======== Data

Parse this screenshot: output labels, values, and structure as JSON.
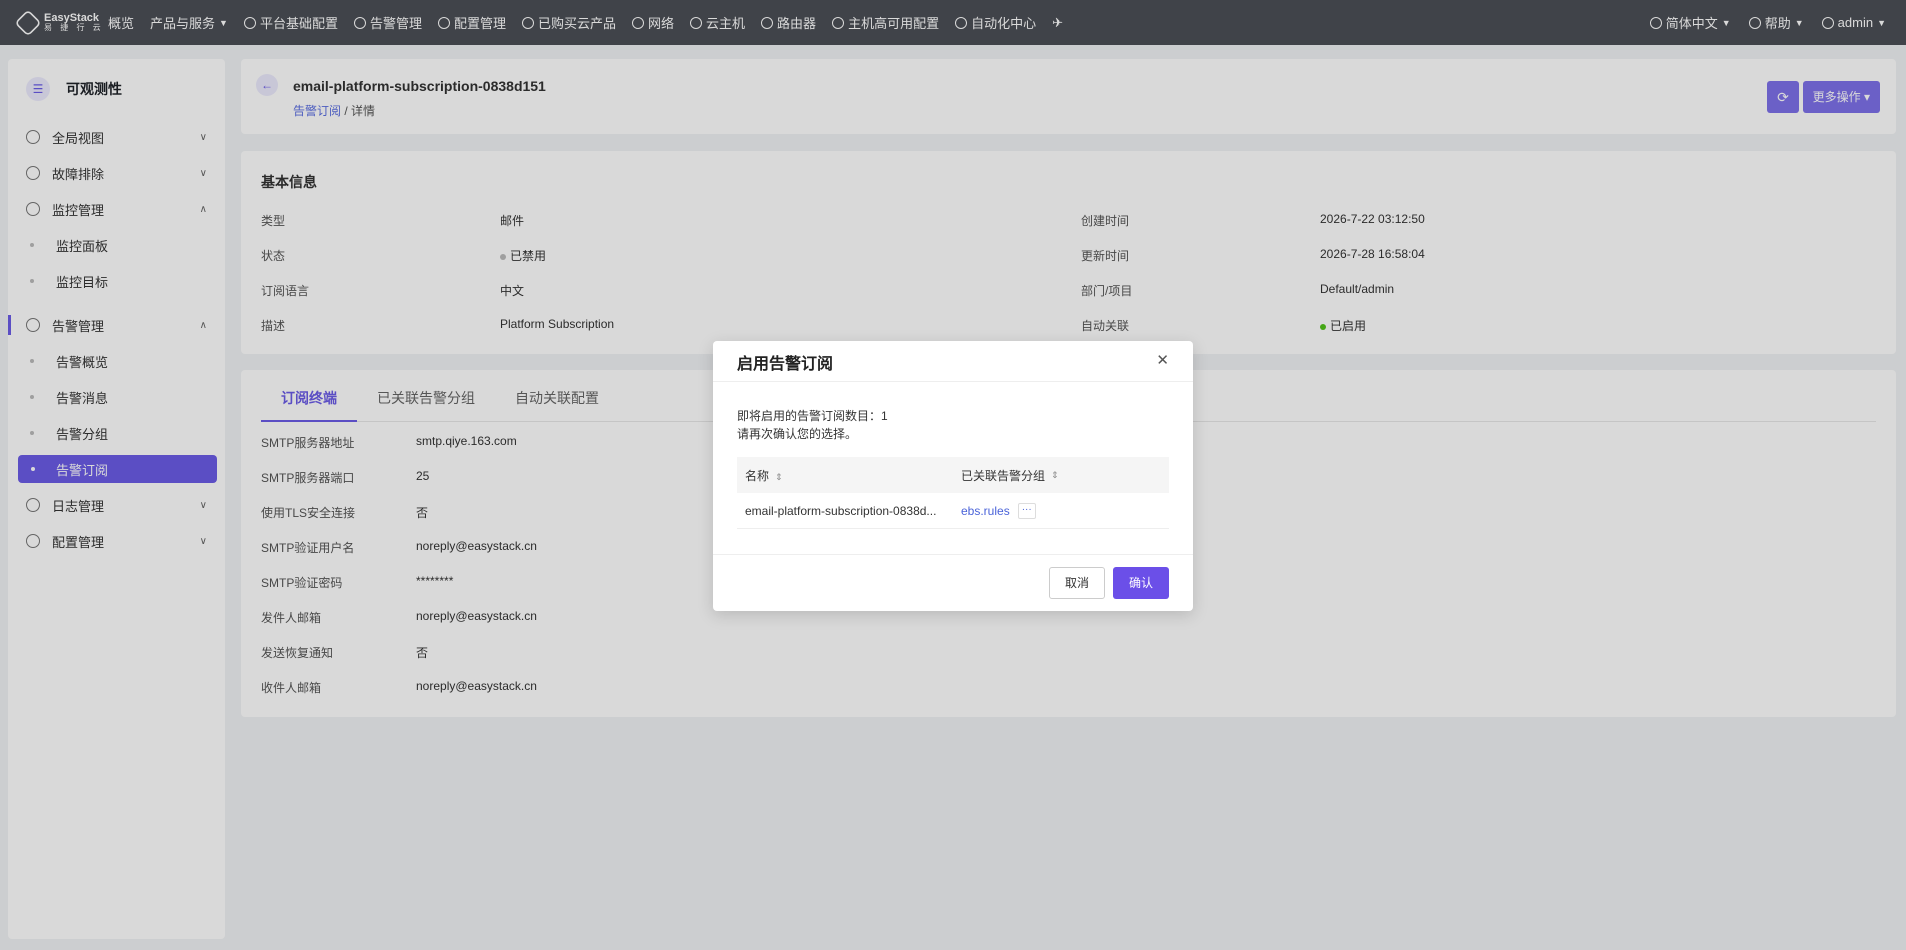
{
  "topnav": {
    "logo_line1": "EasyStack",
    "logo_line2": "易 捷 行 云",
    "items": [
      "概览",
      "产品与服务",
      "平台基础配置",
      "告警管理",
      "配置管理",
      "已购买云产品",
      "网络",
      "云主机",
      "路由器",
      "主机高可用配置",
      "自动化中心"
    ],
    "language": "简体中文",
    "help": "帮助",
    "user": "admin"
  },
  "sidebar": {
    "title": "可观测性",
    "items": [
      {
        "label": "全局视图"
      },
      {
        "label": "故障排除"
      },
      {
        "label": "监控管理"
      },
      {
        "label": "监控面板"
      },
      {
        "label": "监控目标"
      },
      {
        "label": "告警管理"
      },
      {
        "label": "告警概览"
      },
      {
        "label": "告警消息"
      },
      {
        "label": "告警分组"
      },
      {
        "label": "告警订阅"
      },
      {
        "label": "日志管理"
      },
      {
        "label": "配置管理"
      }
    ]
  },
  "header": {
    "title": "email-platform-subscription-0838d151",
    "breadcrumb_link": "告警订阅",
    "breadcrumb_sep": " / ",
    "breadcrumb_current": "详情",
    "more_label": "更多操作"
  },
  "basic": {
    "title": "基本信息",
    "left": [
      {
        "k": "类型",
        "v": "邮件"
      },
      {
        "k": "状态",
        "v": "已禁用"
      },
      {
        "k": "订阅语言",
        "v": "中文"
      },
      {
        "k": "描述",
        "v": "Platform Subscription"
      }
    ],
    "right": [
      {
        "k": "创建时间",
        "v": "2026-7-22 03:12:50"
      },
      {
        "k": "更新时间",
        "v": "2026-7-28 16:58:04"
      },
      {
        "k": "部门/项目",
        "v": "Default/admin"
      },
      {
        "k": "自动关联",
        "v": "已启用"
      }
    ]
  },
  "tabs": [
    "订阅终端",
    "已关联告警分组",
    "自动关联配置"
  ],
  "smtp": [
    {
      "k": "SMTP服务器地址",
      "v": "smtp.qiye.163.com"
    },
    {
      "k": "SMTP服务器端口",
      "v": "25"
    },
    {
      "k": "使用TLS安全连接",
      "v": "否"
    },
    {
      "k": "SMTP验证用户名",
      "v": "noreply@easystack.cn"
    },
    {
      "k": "SMTP验证密码",
      "v": "********"
    },
    {
      "k": "发件人邮箱",
      "v": "noreply@easystack.cn"
    },
    {
      "k": "发送恢复通知",
      "v": "否"
    },
    {
      "k": "收件人邮箱",
      "v": "noreply@easystack.cn"
    }
  ],
  "modal": {
    "title": "启用告警订阅",
    "line1": "即将启用的告警订阅数目：1",
    "line2": "请再次确认您的选择。",
    "col_name": "名称",
    "col_group": "已关联告警分组",
    "row_name": "email-platform-subscription-0838d...",
    "row_group": "ebs.rules",
    "row_more": "···",
    "cancel": "取消",
    "confirm": "确认"
  }
}
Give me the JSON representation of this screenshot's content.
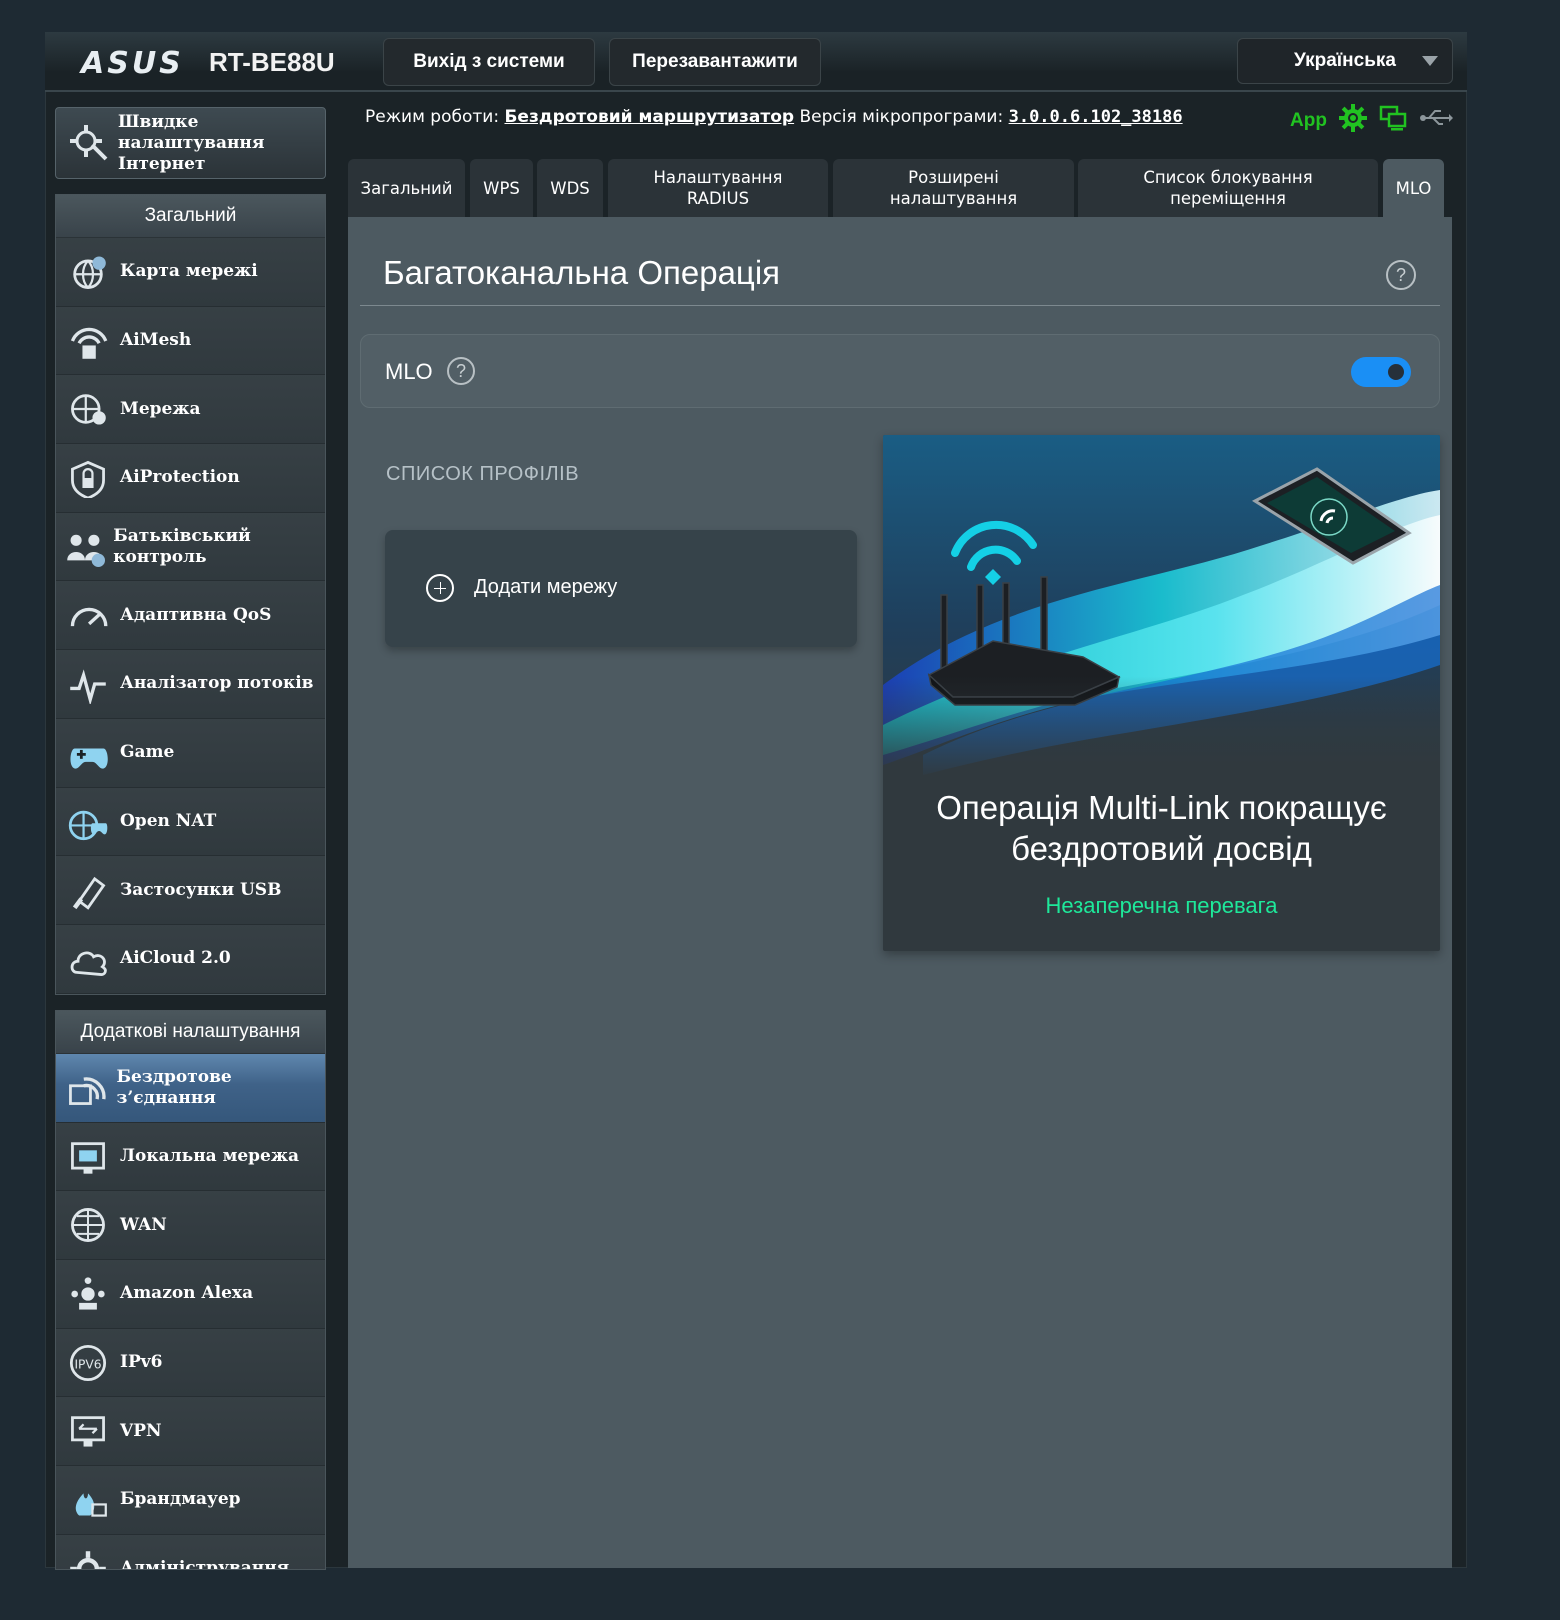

================

**What you will do:**
Send back the data above word for word, with the pictures left out.

**Result:**
Parse this screenshot: output labels, values, and structure as JSON.
{
  "topnav": {
    "logo_line1": "EasyStack",
    "logo_line2": "易 捷 行 云",
    "items": [
      "概览",
      "产品与服务",
      "平台基础配置",
      "告警管理",
      "配置管理",
      "已购买云产品",
      "网络",
      "云主机",
      "路由器",
      "主机高可用配置",
      "自动化中心"
    ],
    "language": "简体中文",
    "help": "帮助",
    "user": "admin"
  },
  "sidebar": {
    "title": "可观测性",
    "items": [
      {
        "label": "全局视图"
      },
      {
        "label": "故障排除"
      },
      {
        "label": "监控管理"
      },
      {
        "label": "监控面板"
      },
      {
        "label": "监控目标"
      },
      {
        "label": "告警管理"
      },
      {
        "label": "告警概览"
      },
      {
        "label": "告警消息"
      },
      {
        "label": "告警分组"
      },
      {
        "label": "告警订阅"
      },
      {
        "label": "日志管理"
      },
      {
        "label": "配置管理"
      }
    ]
  },
  "header": {
    "title": "email-platform-subscription-0838d151",
    "breadcrumb_link": "告警订阅",
    "breadcrumb_sep": " / ",
    "breadcrumb_current": "详情",
    "more_label": "更多操作"
  },
  "basic": {
    "title": "基本信息",
    "left": [
      {
        "k": "类型",
        "v": "邮件"
      },
      {
        "k": "状态",
        "v": "已禁用"
      },
      {
        "k": "订阅语言",
        "v": "中文"
      },
      {
        "k": "描述",
        "v": "Platform Subscription"
      }
    ],
    "right": [
      {
        "k": "创建时间",
        "v": "2026-7-22 03:12:50"
      },
      {
        "k": "更新时间",
        "v": "2026-7-28 16:58:04"
      },
      {
        "k": "部门/项目",
        "v": "Default/admin"
      },
      {
        "k": "自动关联",
        "v": "已启用"
      }
    ]
  },
  "tabs": [
    "订阅终端",
    "已关联告警分组",
    "自动关联配置"
  ],
  "smtp": [
    {
      "k": "SMTP服务器地址",
      "v": "smtp.qiye.163.com"
    },
    {
      "k": "SMTP服务器端口",
      "v": "25"
    },
    {
      "k": "使用TLS安全连接",
      "v": "否"
    },
    {
      "k": "SMTP验证用户名",
      "v": "noreply@easystack.cn"
    },
    {
      "k": "SMTP验证密码",
      "v": "********"
    },
    {
      "k": "发件人邮箱",
      "v": "noreply@easystack.cn"
    },
    {
      "k": "发送恢复通知",
      "v": "否"
    },
    {
      "k": "收件人邮箱",
      "v": "noreply@easystack.cn"
    }
  ],
  "modal": {
    "title": "启用告警订阅",
    "line1": "即将启用的告警订阅数目：1",
    "line2": "请再次确认您的选择。",
    "col_name": "名称",
    "col_group": "已关联告警分组",
    "row_name": "email-platform-subscription-0838d...",
    "row_group": "ebs.rules",
    "row_more": "···",
    "cancel": "取消",
    "confirm": "确认"
  }
}
Give me the JSON representation of this screenshot's content.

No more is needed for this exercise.